▶ _TASK BRIEF_: Find the lines with the string "this" and return them.

--- START OF DATASET ENTRIES ---

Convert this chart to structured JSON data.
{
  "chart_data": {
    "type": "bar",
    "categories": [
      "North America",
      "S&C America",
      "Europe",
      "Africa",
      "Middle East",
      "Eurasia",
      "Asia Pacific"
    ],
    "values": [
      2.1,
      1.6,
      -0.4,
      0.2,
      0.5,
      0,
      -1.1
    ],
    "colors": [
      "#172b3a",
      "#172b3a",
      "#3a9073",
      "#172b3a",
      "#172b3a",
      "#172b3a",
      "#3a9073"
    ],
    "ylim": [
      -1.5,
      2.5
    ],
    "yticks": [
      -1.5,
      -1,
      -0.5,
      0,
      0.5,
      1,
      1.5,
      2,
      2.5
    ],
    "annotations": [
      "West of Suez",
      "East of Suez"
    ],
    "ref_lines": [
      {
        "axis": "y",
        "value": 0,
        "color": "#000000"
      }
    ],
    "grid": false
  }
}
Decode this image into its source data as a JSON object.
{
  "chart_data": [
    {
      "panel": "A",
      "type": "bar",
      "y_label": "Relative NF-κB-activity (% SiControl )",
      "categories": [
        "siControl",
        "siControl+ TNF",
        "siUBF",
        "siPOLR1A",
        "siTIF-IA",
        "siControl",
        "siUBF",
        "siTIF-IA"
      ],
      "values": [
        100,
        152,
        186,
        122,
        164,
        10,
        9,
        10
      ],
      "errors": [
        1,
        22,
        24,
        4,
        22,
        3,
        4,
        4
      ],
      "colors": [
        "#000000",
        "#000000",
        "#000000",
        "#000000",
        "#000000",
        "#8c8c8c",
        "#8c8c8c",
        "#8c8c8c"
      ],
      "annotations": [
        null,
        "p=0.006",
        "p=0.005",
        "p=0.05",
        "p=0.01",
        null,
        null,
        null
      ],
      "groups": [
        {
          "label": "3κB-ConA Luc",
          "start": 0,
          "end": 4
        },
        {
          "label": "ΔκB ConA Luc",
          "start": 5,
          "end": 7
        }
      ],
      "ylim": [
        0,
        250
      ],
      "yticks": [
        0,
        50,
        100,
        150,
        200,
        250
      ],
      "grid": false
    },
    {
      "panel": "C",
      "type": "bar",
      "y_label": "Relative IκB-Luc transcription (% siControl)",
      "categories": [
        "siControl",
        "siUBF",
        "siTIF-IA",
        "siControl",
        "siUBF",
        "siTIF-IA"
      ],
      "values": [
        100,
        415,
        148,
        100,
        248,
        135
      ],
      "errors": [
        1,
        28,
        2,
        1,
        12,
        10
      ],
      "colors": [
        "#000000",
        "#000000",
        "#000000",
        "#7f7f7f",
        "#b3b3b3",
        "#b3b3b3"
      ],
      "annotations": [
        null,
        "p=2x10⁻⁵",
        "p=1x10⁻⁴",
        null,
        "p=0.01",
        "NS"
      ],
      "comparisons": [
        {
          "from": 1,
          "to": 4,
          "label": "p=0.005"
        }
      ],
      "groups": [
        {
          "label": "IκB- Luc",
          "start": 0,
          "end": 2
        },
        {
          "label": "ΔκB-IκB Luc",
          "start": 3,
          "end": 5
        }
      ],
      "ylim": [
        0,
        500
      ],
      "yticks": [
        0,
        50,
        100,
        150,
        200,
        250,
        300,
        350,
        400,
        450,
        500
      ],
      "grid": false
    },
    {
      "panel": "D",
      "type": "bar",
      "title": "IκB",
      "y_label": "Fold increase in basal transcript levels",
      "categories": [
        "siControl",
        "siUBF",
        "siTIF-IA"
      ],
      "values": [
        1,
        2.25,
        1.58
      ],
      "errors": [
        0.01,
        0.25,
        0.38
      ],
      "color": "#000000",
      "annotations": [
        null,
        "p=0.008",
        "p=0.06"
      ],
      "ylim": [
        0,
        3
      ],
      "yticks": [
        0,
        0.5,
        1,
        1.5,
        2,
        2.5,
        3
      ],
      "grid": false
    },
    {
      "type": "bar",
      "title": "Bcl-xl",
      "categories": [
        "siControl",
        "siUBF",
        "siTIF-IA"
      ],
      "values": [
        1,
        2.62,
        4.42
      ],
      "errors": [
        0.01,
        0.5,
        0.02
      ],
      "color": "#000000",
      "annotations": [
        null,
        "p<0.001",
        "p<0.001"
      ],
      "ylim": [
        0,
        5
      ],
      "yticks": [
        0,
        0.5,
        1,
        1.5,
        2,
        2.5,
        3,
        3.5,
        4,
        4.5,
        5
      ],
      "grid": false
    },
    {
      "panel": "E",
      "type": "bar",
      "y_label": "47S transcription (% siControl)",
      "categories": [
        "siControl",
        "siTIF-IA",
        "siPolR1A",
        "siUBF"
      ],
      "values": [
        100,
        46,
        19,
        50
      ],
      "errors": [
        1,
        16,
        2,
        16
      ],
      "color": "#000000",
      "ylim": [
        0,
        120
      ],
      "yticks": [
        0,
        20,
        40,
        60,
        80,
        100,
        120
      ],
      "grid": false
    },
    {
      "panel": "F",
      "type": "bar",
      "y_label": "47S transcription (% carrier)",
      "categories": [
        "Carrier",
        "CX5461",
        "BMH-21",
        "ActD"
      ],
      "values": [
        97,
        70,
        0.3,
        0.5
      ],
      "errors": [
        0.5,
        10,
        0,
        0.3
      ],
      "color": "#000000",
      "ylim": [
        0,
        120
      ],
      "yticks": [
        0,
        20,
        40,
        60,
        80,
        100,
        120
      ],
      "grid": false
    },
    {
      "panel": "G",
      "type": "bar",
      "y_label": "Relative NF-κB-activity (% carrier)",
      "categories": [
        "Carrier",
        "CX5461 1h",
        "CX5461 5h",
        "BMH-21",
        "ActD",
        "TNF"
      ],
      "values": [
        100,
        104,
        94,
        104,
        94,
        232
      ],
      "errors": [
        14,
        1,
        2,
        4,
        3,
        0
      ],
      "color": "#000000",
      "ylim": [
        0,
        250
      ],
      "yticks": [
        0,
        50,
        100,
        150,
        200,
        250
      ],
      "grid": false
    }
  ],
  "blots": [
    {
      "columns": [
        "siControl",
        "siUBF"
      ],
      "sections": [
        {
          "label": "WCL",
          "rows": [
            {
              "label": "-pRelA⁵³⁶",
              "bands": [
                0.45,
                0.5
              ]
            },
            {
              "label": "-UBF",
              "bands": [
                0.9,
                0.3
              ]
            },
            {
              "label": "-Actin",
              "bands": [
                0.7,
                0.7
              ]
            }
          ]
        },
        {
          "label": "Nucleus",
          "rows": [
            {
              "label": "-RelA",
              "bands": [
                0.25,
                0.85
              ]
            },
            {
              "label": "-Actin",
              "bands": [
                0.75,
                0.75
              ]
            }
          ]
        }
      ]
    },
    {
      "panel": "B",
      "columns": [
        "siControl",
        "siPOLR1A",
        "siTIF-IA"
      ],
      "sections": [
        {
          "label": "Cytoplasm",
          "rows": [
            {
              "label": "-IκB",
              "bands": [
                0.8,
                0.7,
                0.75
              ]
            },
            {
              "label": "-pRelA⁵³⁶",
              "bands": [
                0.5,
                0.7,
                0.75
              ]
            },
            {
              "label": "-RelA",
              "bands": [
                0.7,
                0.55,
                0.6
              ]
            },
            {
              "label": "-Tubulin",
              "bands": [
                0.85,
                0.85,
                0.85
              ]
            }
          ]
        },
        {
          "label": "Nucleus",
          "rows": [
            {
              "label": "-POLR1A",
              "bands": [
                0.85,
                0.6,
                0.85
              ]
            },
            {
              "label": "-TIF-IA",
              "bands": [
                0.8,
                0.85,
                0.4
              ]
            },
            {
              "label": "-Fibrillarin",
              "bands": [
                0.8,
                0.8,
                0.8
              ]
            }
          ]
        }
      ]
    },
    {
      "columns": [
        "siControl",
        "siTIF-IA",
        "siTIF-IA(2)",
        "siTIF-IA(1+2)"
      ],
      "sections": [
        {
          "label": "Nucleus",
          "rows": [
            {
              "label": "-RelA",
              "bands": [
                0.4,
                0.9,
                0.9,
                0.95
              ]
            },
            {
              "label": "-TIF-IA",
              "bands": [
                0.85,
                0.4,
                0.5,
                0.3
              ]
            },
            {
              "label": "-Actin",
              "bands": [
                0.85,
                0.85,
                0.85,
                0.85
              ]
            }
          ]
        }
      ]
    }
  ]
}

--- END OF DATASET ENTRIES ---

▶ _EXERCISE ANSWER_:
Convert this chart to structured JSON data.
Decode this image into its source data as a JSON object.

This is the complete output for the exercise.